> _TASK GOAL_:
Reproduce each of the items below line for line, omitting the pictures from your answer.

--- start MATERIAL FOR THIS TASK ---

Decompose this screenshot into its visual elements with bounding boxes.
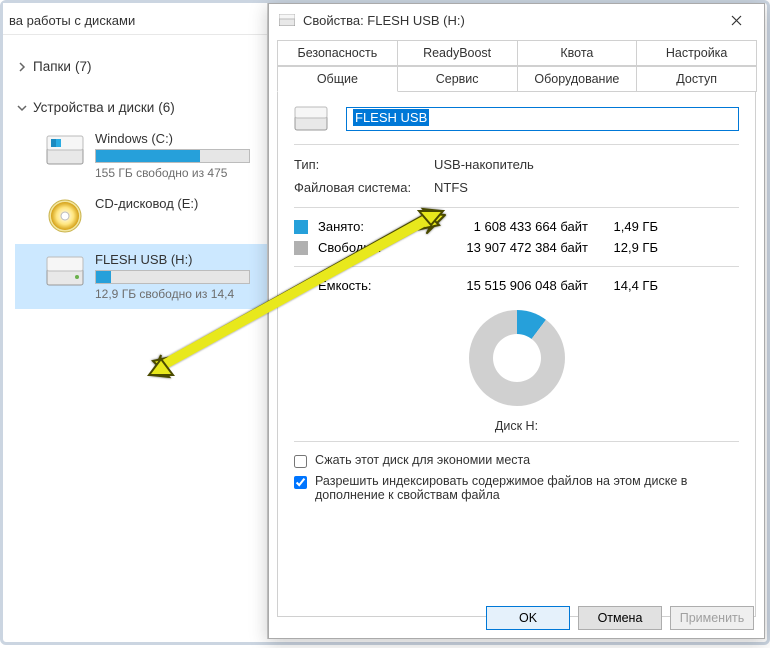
tab-general[interactable]: Общие	[277, 66, 398, 92]
capacity-bytes: 15 515 906 048 байт	[428, 278, 588, 293]
free-bytes: 13 907 472 384 байт	[428, 240, 588, 255]
drive-name: Windows (C:)	[95, 131, 261, 146]
drives-list: Windows (C:) 155 ГБ свободно из 475 CD-д…	[15, 123, 267, 309]
tab-strip: Безопасность ReadyBoost Квота Настройка …	[269, 36, 764, 92]
drive-name: CD-дисковод (E:)	[95, 196, 261, 211]
capacity-gb: 14,4 ГБ	[588, 278, 658, 293]
tree-folders[interactable]: Папки (7)	[15, 53, 267, 80]
chevron-down-icon	[15, 101, 29, 115]
compress-checkbox-row[interactable]: Сжать этот диск для экономии места	[294, 450, 739, 471]
usage-pie-chart	[469, 310, 565, 406]
titlebar: Свойства: FLESH USB (H:)	[269, 4, 764, 36]
dialog-buttons: OK Отмена Применить	[486, 606, 754, 630]
cancel-button[interactable]: Отмена	[578, 606, 662, 630]
drive-item-flesh-usb[interactable]: FLESH USB (H:) 12,9 ГБ свободно из 14,4	[15, 244, 267, 309]
tab-hardware[interactable]: Оборудование	[517, 66, 638, 92]
drive-item-windows[interactable]: Windows (C:) 155 ГБ свободно из 475	[15, 123, 267, 188]
tab-readyboost[interactable]: ReadyBoost	[397, 40, 518, 66]
tab-panel-general: FLESH USB Тип:USB-накопитель Файловая си…	[277, 91, 756, 617]
drive-name: FLESH USB (H:)	[95, 252, 261, 267]
tab-security[interactable]: Безопасность	[277, 40, 398, 66]
drive-usage-bar	[95, 149, 250, 163]
tree-count: (6)	[158, 100, 175, 115]
dialog-title: Свойства: FLESH USB (H:)	[303, 13, 716, 28]
index-checkbox[interactable]	[294, 476, 307, 489]
explorer-pane: ва работы с дисками Папки (7) Устройства…	[3, 3, 268, 639]
ok-button[interactable]: OK	[486, 606, 570, 630]
free-swatch	[294, 241, 308, 255]
hdd-icon	[45, 131, 85, 171]
capacity-label: Емкость:	[318, 278, 428, 293]
filesystem-value: NTFS	[434, 180, 739, 195]
tab-quota[interactable]: Квота	[517, 40, 638, 66]
index-label: Разрешить индексировать содержимое файло…	[315, 474, 739, 502]
apply-button[interactable]: Применить	[670, 606, 754, 630]
hdd-icon	[45, 252, 85, 292]
free-gb: 12,9 ГБ	[588, 240, 658, 255]
pie-label: Диск H:	[294, 419, 739, 433]
chevron-right-icon	[15, 60, 29, 74]
explorer-header: ва работы с дисками	[3, 3, 267, 35]
free-label: Свободно:	[318, 240, 428, 255]
type-value: USB-накопитель	[434, 157, 739, 172]
used-gb: 1,49 ГБ	[588, 219, 658, 234]
drive-free-text: 12,9 ГБ свободно из 14,4	[95, 287, 261, 301]
tree-count: (7)	[75, 59, 92, 74]
used-bytes: 1 608 433 664 байт	[428, 219, 588, 234]
tree-devices[interactable]: Устройства и диски (6)	[15, 94, 267, 121]
tab-sharing[interactable]: Доступ	[636, 66, 757, 92]
cd-icon	[45, 196, 85, 236]
tab-tools[interactable]: Сервис	[397, 66, 518, 92]
drive-icon	[294, 106, 328, 132]
compress-checkbox[interactable]	[294, 455, 307, 468]
type-label: Тип:	[294, 157, 434, 172]
used-label: Занято:	[318, 219, 428, 234]
drive-free-text: 155 ГБ свободно из 475	[95, 166, 261, 180]
compress-label: Сжать этот диск для экономии места	[315, 453, 530, 467]
drive-icon	[279, 14, 295, 26]
close-button[interactable]	[716, 6, 756, 34]
used-swatch	[294, 220, 308, 234]
tree-label: Папки	[33, 59, 71, 74]
tab-customize[interactable]: Настройка	[636, 40, 757, 66]
filesystem-label: Файловая система:	[294, 180, 434, 195]
index-checkbox-row[interactable]: Разрешить индексировать содержимое файло…	[294, 471, 739, 505]
properties-dialog: Свойства: FLESH USB (H:) Безопасность Re…	[268, 3, 765, 639]
drive-name-input[interactable]: FLESH USB	[346, 107, 739, 131]
drive-item-cd[interactable]: CD-дисковод (E:)	[15, 188, 267, 244]
tree-label: Устройства и диски	[33, 100, 154, 115]
drive-usage-bar	[95, 270, 250, 284]
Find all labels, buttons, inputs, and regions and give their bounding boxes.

--- end MATERIAL FOR THIS TASK ---

> _RESPONSE FOR THIS EXERCISE_:
Decompose this screenshot into its visual elements with bounding boxes.
tab-general[interactable]: Общие	[277, 66, 398, 92]
capacity-bytes: 15 515 906 048 байт	[428, 278, 588, 293]
free-bytes: 13 907 472 384 байт	[428, 240, 588, 255]
drive-name: Windows (C:)	[95, 131, 261, 146]
drives-list: Windows (C:) 155 ГБ свободно из 475 CD-д…	[15, 123, 267, 309]
tab-strip: Безопасность ReadyBoost Квота Настройка …	[269, 36, 764, 92]
drive-name: CD-дисковод (E:)	[95, 196, 261, 211]
capacity-gb: 14,4 ГБ	[588, 278, 658, 293]
tree-folders[interactable]: Папки (7)	[15, 53, 267, 80]
chevron-down-icon	[15, 101, 29, 115]
compress-checkbox-row[interactable]: Сжать этот диск для экономии места	[294, 450, 739, 471]
usage-pie-chart	[469, 310, 565, 406]
titlebar: Свойства: FLESH USB (H:)	[269, 4, 764, 36]
dialog-buttons: OK Отмена Применить	[486, 606, 754, 630]
cancel-button[interactable]: Отмена	[578, 606, 662, 630]
drive-item-flesh-usb[interactable]: FLESH USB (H:) 12,9 ГБ свободно из 14,4	[15, 244, 267, 309]
tab-hardware[interactable]: Оборудование	[517, 66, 638, 92]
drive-item-windows[interactable]: Windows (C:) 155 ГБ свободно из 475	[15, 123, 267, 188]
tab-readyboost[interactable]: ReadyBoost	[397, 40, 518, 66]
tab-panel-general: FLESH USB Тип:USB-накопитель Файловая си…	[277, 91, 756, 617]
drive-name: FLESH USB (H:)	[95, 252, 261, 267]
tab-security[interactable]: Безопасность	[277, 40, 398, 66]
drive-usage-bar	[95, 149, 250, 163]
tree-count: (6)	[158, 100, 175, 115]
dialog-title: Свойства: FLESH USB (H:)	[303, 13, 716, 28]
index-checkbox[interactable]	[294, 476, 307, 489]
explorer-pane: ва работы с дисками Папки (7) Устройства…	[3, 3, 268, 639]
ok-button[interactable]: OK	[486, 606, 570, 630]
free-swatch	[294, 241, 308, 255]
hdd-icon	[45, 131, 85, 171]
capacity-label: Емкость:	[318, 278, 428, 293]
filesystem-value: NTFS	[434, 180, 739, 195]
tab-quota[interactable]: Квота	[517, 40, 638, 66]
index-label: Разрешить индексировать содержимое файло…	[315, 474, 739, 502]
apply-button[interactable]: Применить	[670, 606, 754, 630]
hdd-icon	[45, 252, 85, 292]
free-gb: 12,9 ГБ	[588, 240, 658, 255]
pie-label: Диск H:	[294, 419, 739, 433]
chevron-right-icon	[15, 60, 29, 74]
explorer-header: ва работы с дисками	[3, 3, 267, 35]
free-label: Свободно:	[318, 240, 428, 255]
type-value: USB-накопитель	[434, 157, 739, 172]
used-gb: 1,49 ГБ	[588, 219, 658, 234]
drive-free-text: 12,9 ГБ свободно из 14,4	[95, 287, 261, 301]
tree-count: (7)	[75, 59, 92, 74]
used-bytes: 1 608 433 664 байт	[428, 219, 588, 234]
tree-devices[interactable]: Устройства и диски (6)	[15, 94, 267, 121]
tab-sharing[interactable]: Доступ	[636, 66, 757, 92]
cd-icon	[45, 196, 85, 236]
tab-tools[interactable]: Сервис	[397, 66, 518, 92]
drive-icon	[294, 106, 328, 132]
compress-checkbox[interactable]	[294, 455, 307, 468]
type-label: Тип:	[294, 157, 434, 172]
used-label: Занято:	[318, 219, 428, 234]
drive-free-text: 155 ГБ свободно из 475	[95, 166, 261, 180]
compress-label: Сжать этот диск для экономии места	[315, 453, 530, 467]
drive-icon	[279, 14, 295, 26]
close-button[interactable]	[716, 6, 756, 34]
used-swatch	[294, 220, 308, 234]
tree-label: Папки	[33, 59, 71, 74]
tab-customize[interactable]: Настройка	[636, 40, 757, 66]
filesystem-label: Файловая система:	[294, 180, 434, 195]
index-checkbox-row[interactable]: Разрешить индексировать содержимое файло…	[294, 471, 739, 505]
properties-dialog: Свойства: FLESH USB (H:) Безопасность Re…	[268, 3, 765, 639]
drive-name-input[interactable]: FLESH USB	[346, 107, 739, 131]
drive-item-cd[interactable]: CD-дисковод (E:)	[15, 188, 267, 244]
tree-label: Устройства и диски	[33, 100, 154, 115]
drive-usage-bar	[95, 270, 250, 284]
Find all labels, buttons, inputs, and regions and give their bounding boxes.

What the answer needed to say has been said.